**TASK INSTRUCTIONS**. From the listing below, pull out all lines with "output" in them.

── PROVIDED INFORMATION

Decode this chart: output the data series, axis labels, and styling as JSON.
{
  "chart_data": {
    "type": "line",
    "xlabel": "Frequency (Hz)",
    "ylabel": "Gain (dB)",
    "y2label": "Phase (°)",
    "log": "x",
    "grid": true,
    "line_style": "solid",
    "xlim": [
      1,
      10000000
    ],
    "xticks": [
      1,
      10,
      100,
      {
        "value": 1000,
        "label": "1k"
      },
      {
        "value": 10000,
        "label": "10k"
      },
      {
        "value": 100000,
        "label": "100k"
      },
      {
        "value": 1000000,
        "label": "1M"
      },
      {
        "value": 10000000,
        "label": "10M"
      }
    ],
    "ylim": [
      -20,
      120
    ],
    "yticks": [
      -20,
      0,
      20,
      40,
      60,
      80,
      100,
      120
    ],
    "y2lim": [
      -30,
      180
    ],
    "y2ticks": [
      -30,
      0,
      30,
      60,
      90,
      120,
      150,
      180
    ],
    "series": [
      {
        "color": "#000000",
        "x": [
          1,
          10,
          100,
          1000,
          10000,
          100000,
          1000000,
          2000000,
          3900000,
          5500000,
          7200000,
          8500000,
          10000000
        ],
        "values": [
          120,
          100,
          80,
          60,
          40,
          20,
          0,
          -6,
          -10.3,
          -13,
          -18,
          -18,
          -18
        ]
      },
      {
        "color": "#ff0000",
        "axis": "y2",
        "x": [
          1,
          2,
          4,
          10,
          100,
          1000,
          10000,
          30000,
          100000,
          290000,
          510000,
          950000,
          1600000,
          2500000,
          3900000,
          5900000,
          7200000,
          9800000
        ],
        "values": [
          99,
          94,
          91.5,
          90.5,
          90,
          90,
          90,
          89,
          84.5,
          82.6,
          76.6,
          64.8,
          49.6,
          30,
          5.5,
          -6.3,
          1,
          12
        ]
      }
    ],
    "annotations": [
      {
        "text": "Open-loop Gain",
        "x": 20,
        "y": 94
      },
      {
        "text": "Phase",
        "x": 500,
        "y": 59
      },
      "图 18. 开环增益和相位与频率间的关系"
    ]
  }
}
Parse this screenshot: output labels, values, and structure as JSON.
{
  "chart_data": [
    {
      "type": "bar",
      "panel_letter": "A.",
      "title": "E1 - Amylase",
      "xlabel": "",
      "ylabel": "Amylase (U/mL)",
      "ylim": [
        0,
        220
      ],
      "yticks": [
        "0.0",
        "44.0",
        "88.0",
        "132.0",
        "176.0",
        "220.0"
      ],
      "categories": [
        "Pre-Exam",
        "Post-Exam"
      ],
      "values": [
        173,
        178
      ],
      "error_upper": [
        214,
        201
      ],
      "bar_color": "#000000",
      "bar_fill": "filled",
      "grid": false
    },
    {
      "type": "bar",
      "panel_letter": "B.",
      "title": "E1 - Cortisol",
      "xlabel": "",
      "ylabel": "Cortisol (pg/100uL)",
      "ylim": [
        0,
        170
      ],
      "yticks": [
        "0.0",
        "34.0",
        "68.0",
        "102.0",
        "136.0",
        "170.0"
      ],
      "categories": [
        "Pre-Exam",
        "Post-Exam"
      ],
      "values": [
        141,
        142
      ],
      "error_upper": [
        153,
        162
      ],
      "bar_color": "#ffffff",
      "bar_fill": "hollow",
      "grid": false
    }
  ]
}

────

**PROBLEM SOLUTION**.
Decode this chart: output the data series, axis labels, and styling as JSON.
Parse this screenshot: output labels, values, and structure as JSON.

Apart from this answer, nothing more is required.